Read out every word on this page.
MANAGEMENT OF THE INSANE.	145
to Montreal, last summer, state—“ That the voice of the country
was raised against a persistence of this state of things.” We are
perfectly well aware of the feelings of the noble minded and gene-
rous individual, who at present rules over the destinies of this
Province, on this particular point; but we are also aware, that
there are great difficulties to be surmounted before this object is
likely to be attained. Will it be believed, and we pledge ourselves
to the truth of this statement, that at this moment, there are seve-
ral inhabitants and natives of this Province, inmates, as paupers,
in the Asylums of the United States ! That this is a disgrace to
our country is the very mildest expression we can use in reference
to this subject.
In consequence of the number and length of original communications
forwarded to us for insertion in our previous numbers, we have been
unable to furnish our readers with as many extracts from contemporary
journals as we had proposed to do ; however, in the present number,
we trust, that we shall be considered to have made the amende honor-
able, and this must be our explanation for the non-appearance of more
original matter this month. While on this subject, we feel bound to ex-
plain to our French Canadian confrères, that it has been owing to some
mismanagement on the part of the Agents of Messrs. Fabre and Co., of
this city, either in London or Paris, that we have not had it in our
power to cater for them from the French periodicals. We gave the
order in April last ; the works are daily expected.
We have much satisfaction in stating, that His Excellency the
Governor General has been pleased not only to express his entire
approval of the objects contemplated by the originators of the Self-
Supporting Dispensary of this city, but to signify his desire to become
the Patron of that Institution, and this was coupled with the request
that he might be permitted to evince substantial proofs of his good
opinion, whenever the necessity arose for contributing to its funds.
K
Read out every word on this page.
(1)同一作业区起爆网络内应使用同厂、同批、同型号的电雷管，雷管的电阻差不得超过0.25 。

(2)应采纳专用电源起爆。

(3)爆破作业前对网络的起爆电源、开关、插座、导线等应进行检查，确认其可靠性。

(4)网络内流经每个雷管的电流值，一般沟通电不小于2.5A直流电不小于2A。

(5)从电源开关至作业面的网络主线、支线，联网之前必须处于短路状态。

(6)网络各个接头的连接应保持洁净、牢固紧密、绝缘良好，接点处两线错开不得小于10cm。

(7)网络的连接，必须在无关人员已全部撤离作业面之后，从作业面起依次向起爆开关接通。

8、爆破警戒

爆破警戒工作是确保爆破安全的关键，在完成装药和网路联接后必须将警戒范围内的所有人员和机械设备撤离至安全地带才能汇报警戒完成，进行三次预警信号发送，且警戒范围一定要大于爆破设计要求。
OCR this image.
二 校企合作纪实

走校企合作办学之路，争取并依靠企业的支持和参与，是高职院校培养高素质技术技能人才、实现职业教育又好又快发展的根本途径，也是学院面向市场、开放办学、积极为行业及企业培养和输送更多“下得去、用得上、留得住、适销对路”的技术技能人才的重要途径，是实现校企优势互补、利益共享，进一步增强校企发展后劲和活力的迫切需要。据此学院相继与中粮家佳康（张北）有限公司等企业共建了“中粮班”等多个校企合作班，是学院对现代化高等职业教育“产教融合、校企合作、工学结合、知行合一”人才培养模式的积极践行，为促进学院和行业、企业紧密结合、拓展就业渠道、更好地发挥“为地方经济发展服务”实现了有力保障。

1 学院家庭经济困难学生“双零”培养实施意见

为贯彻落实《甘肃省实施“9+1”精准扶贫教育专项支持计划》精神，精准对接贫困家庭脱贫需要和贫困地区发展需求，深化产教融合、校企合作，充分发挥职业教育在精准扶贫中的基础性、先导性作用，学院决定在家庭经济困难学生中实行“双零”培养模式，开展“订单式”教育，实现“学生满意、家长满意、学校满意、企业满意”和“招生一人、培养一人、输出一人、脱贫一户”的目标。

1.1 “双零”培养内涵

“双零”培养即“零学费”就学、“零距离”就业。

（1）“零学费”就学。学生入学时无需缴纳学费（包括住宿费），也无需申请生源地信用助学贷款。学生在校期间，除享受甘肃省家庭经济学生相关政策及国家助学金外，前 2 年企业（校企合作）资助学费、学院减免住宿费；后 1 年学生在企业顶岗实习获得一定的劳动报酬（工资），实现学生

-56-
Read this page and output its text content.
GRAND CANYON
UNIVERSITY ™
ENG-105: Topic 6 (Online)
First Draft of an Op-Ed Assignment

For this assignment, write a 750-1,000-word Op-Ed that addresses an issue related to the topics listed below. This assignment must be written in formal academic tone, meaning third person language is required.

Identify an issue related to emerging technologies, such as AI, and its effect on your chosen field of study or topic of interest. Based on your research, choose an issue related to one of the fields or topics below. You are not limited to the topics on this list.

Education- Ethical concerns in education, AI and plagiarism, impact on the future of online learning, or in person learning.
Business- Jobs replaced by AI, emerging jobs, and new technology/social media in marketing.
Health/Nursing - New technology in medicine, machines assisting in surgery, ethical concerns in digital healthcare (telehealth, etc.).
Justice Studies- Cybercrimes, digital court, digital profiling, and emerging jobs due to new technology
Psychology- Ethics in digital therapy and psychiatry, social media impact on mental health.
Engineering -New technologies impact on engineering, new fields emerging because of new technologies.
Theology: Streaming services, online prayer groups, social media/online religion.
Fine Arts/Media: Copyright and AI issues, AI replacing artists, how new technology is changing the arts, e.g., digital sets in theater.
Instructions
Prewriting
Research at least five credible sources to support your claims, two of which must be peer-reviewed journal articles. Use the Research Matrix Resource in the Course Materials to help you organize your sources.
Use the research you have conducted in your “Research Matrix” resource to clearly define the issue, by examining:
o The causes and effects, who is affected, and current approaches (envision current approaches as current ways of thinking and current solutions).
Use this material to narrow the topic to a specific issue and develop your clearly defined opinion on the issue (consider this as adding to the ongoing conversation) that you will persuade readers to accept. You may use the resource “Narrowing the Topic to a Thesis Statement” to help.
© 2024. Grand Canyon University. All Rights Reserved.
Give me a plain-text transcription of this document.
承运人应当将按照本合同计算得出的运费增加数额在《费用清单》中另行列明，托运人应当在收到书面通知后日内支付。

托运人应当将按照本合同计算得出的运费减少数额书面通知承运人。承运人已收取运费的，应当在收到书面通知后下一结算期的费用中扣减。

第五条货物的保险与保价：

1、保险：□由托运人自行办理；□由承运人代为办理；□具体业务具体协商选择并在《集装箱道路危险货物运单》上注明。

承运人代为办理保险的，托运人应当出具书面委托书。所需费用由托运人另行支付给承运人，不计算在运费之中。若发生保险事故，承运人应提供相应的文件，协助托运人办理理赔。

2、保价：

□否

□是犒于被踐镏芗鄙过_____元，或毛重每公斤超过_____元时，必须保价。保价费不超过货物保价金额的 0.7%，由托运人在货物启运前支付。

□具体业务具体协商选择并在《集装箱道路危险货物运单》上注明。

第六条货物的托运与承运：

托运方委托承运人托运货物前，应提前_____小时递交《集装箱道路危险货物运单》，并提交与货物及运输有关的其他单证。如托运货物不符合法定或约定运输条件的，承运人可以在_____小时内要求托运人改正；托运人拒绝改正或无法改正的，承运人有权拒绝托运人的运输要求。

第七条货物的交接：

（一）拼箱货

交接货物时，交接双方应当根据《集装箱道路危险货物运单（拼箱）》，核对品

━━━━

## WHAT TO DO
Set out every line from the material that contains the string "text".

## FULL ANSWER
Read this page and output its text content.
Give me a plain-text transcription of this document.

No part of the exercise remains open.